- [Task requirements] Pick out each line of the records in which the word "Stops" appears.

- [Excerpted data]
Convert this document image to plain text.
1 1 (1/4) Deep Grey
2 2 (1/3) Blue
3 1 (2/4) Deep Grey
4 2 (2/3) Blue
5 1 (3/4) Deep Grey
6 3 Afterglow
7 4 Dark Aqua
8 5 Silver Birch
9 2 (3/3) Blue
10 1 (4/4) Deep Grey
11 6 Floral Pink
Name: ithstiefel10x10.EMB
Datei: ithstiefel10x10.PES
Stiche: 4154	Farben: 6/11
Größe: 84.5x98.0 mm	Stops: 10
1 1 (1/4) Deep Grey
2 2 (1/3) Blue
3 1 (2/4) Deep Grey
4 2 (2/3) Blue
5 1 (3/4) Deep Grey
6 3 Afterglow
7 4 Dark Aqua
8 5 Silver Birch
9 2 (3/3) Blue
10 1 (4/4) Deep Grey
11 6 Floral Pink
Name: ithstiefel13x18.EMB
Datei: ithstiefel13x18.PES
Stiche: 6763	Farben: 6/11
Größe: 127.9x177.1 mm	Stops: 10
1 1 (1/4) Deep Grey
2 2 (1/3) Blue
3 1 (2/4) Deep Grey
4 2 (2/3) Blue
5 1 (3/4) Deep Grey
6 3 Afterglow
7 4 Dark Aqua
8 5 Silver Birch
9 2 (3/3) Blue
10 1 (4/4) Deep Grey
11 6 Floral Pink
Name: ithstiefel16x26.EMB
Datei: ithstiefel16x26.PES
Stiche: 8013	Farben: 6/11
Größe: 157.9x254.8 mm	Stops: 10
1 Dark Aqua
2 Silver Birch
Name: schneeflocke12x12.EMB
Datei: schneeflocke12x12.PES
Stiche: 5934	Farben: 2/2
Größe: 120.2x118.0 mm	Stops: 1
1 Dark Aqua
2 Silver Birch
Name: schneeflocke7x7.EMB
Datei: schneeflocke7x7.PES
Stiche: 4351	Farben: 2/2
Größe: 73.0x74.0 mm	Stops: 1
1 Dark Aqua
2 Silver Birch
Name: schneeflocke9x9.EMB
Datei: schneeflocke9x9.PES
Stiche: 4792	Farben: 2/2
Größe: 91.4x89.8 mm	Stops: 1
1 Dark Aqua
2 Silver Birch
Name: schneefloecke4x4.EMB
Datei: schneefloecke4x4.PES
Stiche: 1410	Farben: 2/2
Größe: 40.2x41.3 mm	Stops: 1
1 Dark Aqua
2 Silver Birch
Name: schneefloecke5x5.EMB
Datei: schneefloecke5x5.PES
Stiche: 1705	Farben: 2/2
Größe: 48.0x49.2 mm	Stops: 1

- [Worked solution]
Größe: 84.5x98.0 mm	Stops: 10
Größe: 127.9x177.1 mm	Stops: 10
Größe: 157.9x254.8 mm	Stops: 10
Größe: 120.2x118.0 mm	Stops: 1
Größe: 73.0x74.0 mm	Stops: 1
Größe: 91.4x89.8 mm	Stops: 1
Größe: 40.2x41.3 mm	Stops: 1
Größe: 48.0x49.2 mm	Stops: 1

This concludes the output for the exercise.